=== Material shown ===
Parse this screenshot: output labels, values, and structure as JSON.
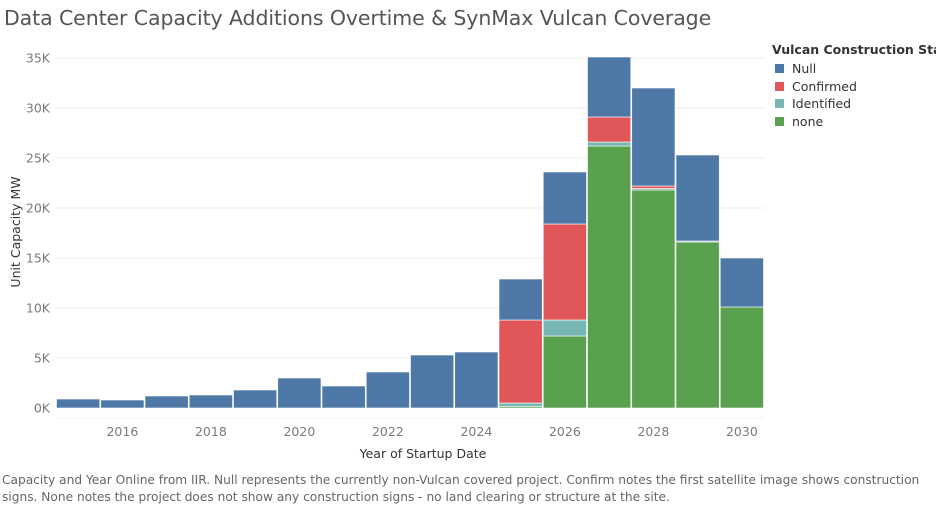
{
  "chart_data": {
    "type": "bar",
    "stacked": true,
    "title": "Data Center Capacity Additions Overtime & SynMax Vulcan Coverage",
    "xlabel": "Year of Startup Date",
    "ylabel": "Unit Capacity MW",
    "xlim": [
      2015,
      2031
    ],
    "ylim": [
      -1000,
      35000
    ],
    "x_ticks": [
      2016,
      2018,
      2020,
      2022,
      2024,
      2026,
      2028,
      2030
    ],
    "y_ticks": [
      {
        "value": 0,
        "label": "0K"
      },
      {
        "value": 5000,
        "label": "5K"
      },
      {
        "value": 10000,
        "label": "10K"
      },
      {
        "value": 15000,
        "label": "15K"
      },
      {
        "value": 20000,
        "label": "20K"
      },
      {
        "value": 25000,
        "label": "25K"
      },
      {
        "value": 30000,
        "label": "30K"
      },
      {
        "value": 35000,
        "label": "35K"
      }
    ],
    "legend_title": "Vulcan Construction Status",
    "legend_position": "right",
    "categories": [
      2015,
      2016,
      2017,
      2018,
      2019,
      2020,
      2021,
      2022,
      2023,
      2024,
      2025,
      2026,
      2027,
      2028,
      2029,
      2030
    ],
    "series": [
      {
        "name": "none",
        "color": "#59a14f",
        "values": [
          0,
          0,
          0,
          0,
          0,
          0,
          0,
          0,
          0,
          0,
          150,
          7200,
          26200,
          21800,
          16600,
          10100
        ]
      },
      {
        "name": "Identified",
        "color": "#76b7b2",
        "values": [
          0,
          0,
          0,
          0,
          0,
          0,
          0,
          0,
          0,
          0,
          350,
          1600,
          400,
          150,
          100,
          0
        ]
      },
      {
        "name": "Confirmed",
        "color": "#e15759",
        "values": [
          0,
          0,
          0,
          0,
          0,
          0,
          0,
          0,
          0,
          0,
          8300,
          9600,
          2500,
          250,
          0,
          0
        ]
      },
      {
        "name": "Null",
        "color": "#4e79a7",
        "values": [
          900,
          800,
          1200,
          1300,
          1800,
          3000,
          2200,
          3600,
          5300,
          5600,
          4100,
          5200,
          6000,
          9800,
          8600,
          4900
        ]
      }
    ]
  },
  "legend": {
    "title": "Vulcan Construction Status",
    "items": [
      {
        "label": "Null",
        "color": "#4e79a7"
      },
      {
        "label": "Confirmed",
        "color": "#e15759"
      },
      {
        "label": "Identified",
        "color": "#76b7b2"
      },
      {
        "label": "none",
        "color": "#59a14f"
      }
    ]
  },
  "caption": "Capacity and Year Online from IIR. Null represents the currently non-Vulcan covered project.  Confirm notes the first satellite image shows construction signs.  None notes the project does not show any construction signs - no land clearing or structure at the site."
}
===
What you should do:
Pictures are excluded; repeat every record exactly.

Finished task:
Parse this screenshot: output labels, values, and structure as JSON.
{
  "chart_data": {
    "type": "bar",
    "stacked": true,
    "title": "Data Center Capacity Additions Overtime & SynMax Vulcan Coverage",
    "xlabel": "Year of Startup Date",
    "ylabel": "Unit Capacity MW",
    "xlim": [
      2015,
      2031
    ],
    "ylim": [
      -1000,
      35000
    ],
    "x_ticks": [
      2016,
      2018,
      2020,
      2022,
      2024,
      2026,
      2028,
      2030
    ],
    "y_ticks": [
      {
        "value": 0,
        "label": "0K"
      },
      {
        "value": 5000,
        "label": "5K"
      },
      {
        "value": 10000,
        "label": "10K"
      },
      {
        "value": 15000,
        "label": "15K"
      },
      {
        "value": 20000,
        "label": "20K"
      },
      {
        "value": 25000,
        "label": "25K"
      },
      {
        "value": 30000,
        "label": "30K"
      },
      {
        "value": 35000,
        "label": "35K"
      }
    ],
    "legend_title": "Vulcan Construction Status",
    "legend_position": "right",
    "categories": [
      2015,
      2016,
      2017,
      2018,
      2019,
      2020,
      2021,
      2022,
      2023,
      2024,
      2025,
      2026,
      2027,
      2028,
      2029,
      2030
    ],
    "series": [
      {
        "name": "none",
        "color": "#59a14f",
        "values": [
          0,
          0,
          0,
          0,
          0,
          0,
          0,
          0,
          0,
          0,
          150,
          7200,
          26200,
          21800,
          16600,
          10100
        ]
      },
      {
        "name": "Identified",
        "color": "#76b7b2",
        "values": [
          0,
          0,
          0,
          0,
          0,
          0,
          0,
          0,
          0,
          0,
          350,
          1600,
          400,
          150,
          100,
          0
        ]
      },
      {
        "name": "Confirmed",
        "color": "#e15759",
        "values": [
          0,
          0,
          0,
          0,
          0,
          0,
          0,
          0,
          0,
          0,
          8300,
          9600,
          2500,
          250,
          0,
          0
        ]
      },
      {
        "name": "Null",
        "color": "#4e79a7",
        "values": [
          900,
          800,
          1200,
          1300,
          1800,
          3000,
          2200,
          3600,
          5300,
          5600,
          4100,
          5200,
          6000,
          9800,
          8600,
          4900
        ]
      }
    ]
  },
  "legend": {
    "title": "Vulcan Construction Status",
    "items": [
      {
        "label": "Null",
        "color": "#4e79a7"
      },
      {
        "label": "Confirmed",
        "color": "#e15759"
      },
      {
        "label": "Identified",
        "color": "#76b7b2"
      },
      {
        "label": "none",
        "color": "#59a14f"
      }
    ]
  },
  "caption": "Capacity and Year Online from IIR. Null represents the currently non-Vulcan covered project.  Confirm notes the first satellite image shows construction signs.  None notes the project does not show any construction signs - no land clearing or structure at the site."
}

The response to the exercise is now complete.